§ **Work to complete**
Extract the full listing below without altering a single character.

===== Extracted entries

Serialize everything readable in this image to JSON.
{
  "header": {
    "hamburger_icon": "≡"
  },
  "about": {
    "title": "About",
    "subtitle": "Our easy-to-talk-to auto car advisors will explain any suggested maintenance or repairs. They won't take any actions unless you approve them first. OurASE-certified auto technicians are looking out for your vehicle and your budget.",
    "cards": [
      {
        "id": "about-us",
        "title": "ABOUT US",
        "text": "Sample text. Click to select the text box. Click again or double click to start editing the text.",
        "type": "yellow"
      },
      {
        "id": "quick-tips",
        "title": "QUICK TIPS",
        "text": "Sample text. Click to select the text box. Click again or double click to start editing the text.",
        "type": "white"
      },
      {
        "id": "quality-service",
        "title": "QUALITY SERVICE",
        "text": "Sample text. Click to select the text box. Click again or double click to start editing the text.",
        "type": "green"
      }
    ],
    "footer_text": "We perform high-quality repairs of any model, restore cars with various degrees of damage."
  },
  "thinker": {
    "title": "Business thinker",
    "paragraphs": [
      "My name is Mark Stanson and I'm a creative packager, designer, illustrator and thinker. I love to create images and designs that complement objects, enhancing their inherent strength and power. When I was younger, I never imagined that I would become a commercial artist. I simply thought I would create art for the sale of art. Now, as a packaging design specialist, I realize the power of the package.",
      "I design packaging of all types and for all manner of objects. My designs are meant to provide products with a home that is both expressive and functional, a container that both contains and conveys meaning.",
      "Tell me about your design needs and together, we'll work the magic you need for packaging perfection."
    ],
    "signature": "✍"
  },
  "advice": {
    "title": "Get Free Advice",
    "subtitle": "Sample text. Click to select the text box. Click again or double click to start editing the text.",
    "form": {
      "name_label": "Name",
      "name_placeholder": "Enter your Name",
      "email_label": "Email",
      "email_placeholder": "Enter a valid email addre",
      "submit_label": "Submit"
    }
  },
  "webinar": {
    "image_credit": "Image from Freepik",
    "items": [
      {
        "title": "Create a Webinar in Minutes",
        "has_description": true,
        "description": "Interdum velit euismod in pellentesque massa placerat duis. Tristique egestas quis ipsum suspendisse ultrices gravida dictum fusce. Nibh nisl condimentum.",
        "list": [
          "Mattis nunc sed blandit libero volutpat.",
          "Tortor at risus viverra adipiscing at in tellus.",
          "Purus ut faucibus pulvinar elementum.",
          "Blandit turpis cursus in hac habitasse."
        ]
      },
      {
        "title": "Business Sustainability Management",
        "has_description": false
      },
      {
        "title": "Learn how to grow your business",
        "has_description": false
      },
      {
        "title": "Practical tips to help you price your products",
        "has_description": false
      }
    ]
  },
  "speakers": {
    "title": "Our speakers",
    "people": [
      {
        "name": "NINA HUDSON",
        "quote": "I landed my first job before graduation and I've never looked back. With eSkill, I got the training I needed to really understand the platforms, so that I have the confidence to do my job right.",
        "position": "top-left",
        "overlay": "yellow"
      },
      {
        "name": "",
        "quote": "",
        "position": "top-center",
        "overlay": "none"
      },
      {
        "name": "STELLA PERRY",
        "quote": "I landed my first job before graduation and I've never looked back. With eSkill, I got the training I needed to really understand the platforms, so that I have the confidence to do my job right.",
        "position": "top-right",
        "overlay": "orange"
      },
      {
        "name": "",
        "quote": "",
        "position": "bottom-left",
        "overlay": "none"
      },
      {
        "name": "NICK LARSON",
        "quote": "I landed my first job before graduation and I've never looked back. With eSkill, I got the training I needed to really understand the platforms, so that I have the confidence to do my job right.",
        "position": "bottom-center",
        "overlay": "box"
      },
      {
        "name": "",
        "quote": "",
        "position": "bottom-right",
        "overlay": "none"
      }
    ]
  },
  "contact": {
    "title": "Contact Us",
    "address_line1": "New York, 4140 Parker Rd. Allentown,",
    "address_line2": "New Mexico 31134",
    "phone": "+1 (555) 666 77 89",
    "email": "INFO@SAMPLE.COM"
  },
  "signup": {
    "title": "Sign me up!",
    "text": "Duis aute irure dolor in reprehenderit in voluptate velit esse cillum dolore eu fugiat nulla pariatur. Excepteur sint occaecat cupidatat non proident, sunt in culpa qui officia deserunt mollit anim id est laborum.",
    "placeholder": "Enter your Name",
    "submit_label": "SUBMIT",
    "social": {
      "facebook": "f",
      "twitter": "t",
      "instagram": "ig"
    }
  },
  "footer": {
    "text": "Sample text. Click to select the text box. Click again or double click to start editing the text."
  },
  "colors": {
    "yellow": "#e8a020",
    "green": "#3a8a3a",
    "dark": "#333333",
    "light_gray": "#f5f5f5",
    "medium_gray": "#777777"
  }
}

==========

§ **The answer**
Serialize everything readable in this image to JSON.
{
  "header": {
    "hamburger_icon": "≡"
  },
  "about": {
    "title": "About",
    "subtitle": "Our easy-to-talk-to auto car advisors will explain any suggested maintenance or repairs. They won't take any actions unless you approve them first. OurASE-certified auto technicians are looking out for your vehicle and your budget.",
    "cards": [
      {
        "id": "about-us",
        "title": "ABOUT US",
        "text": "Sample text. Click to select the text box. Click again or double click to start editing the text.",
        "type": "yellow"
      },
      {
        "id": "quick-tips",
        "title": "QUICK TIPS",
        "text": "Sample text. Click to select the text box. Click again or double click to start editing the text.",
        "type": "white"
      },
      {
        "id": "quality-service",
        "title": "QUALITY SERVICE",
        "text": "Sample text. Click to select the text box. Click again or double click to start editing the text.",
        "type": "green"
      }
    ],
    "footer_text": "We perform high-quality repairs of any model, restore cars with various degrees of damage."
  },
  "thinker": {
    "title": "Business thinker",
    "paragraphs": [
      "My name is Mark Stanson and I'm a creative packager, designer, illustrator and thinker. I love to create images and designs that complement objects, enhancing their inherent strength and power. When I was younger, I never imagined that I would become a commercial artist. I simply thought I would create art for the sale of art. Now, as a packaging design specialist, I realize the power of the package.",
      "I design packaging of all types and for all manner of objects. My designs are meant to provide products with a home that is both expressive and functional, a container that both contains and conveys meaning.",
      "Tell me about your design needs and together, we'll work the magic you need for packaging perfection."
    ],
    "signature": "✍"
  },
  "advice": {
    "title": "Get Free Advice",
    "subtitle": "Sample text. Click to select the text box. Click again or double click to start editing the text.",
    "form": {
      "name_label": "Name",
      "name_placeholder": "Enter your Name",
      "email_label": "Email",
      "email_placeholder": "Enter a valid email addre",
      "submit_label": "Submit"
    }
  },
  "webinar": {
    "image_credit": "Image from Freepik",
    "items": [
      {
        "title": "Create a Webinar in Minutes",
        "has_description": true,
        "description": "Interdum velit euismod in pellentesque massa placerat duis. Tristique egestas quis ipsum suspendisse ultrices gravida dictum fusce. Nibh nisl condimentum.",
        "list": [
          "Mattis nunc sed blandit libero volutpat.",
          "Tortor at risus viverra adipiscing at in tellus.",
          "Purus ut faucibus pulvinar elementum.",
          "Blandit turpis cursus in hac habitasse."
        ]
      },
      {
        "title": "Business Sustainability Management",
        "has_description": false
      },
      {
        "title": "Learn how to grow your business",
        "has_description": false
      },
      {
        "title": "Practical tips to help you price your products",
        "has_description": false
      }
    ]
  },
  "speakers": {
    "title": "Our speakers",
    "people": [
      {
        "name": "NINA HUDSON",
        "quote": "I landed my first job before graduation and I've never looked back. With eSkill, I got the training I needed to really understand the platforms, so that I have the confidence to do my job right.",
        "position": "top-left",
        "overlay": "yellow"
      },
      {
        "name": "",
        "quote": "",
        "position": "top-center",
        "overlay": "none"
      },
      {
        "name": "STELLA PERRY",
        "quote": "I landed my first job before graduation and I've never looked back. With eSkill, I got the training I needed to really understand the platforms, so that I have the confidence to do my job right.",
        "position": "top-right",
        "overlay": "orange"
      },
      {
        "name": "",
        "quote": "",
        "position": "bottom-left",
        "overlay": "none"
      },
      {
        "name": "NICK LARSON",
        "quote": "I landed my first job before graduation and I've never looked back. With eSkill, I got the training I needed to really understand the platforms, so that I have the confidence to do my job right.",
        "position": "bottom-center",
        "overlay": "box"
      },
      {
        "name": "",
        "quote": "",
        "position": "bottom-right",
        "overlay": "none"
      }
    ]
  },
  "contact": {
    "title": "Contact Us",
    "address_line1": "New York, 4140 Parker Rd. Allentown,",
    "address_line2": "New Mexico 31134",
    "phone": "+1 (555) 666 77 89",
    "email": "INFO@SAMPLE.COM"
  },
  "signup": {
    "title": "Sign me up!",
    "text": "Duis aute irure dolor in reprehenderit in voluptate velit esse cillum dolore eu fugiat nulla pariatur. Excepteur sint occaecat cupidatat non proident, sunt in culpa qui officia deserunt mollit anim id est laborum.",
    "placeholder": "Enter your Name",
    "submit_label": "SUBMIT",
    "social": {
      "facebook": "f",
      "twitter": "t",
      "instagram": "ig"
    }
  },
  "footer": {
    "text": "Sample text. Click to select the text box. Click again or double click to start editing the text."
  },
  "colors": {
    "yellow": "#e8a020",
    "green": "#3a8a3a",
    "dark": "#333333",
    "light_gray": "#f5f5f5",
    "medium_gray": "#777777"
  }
}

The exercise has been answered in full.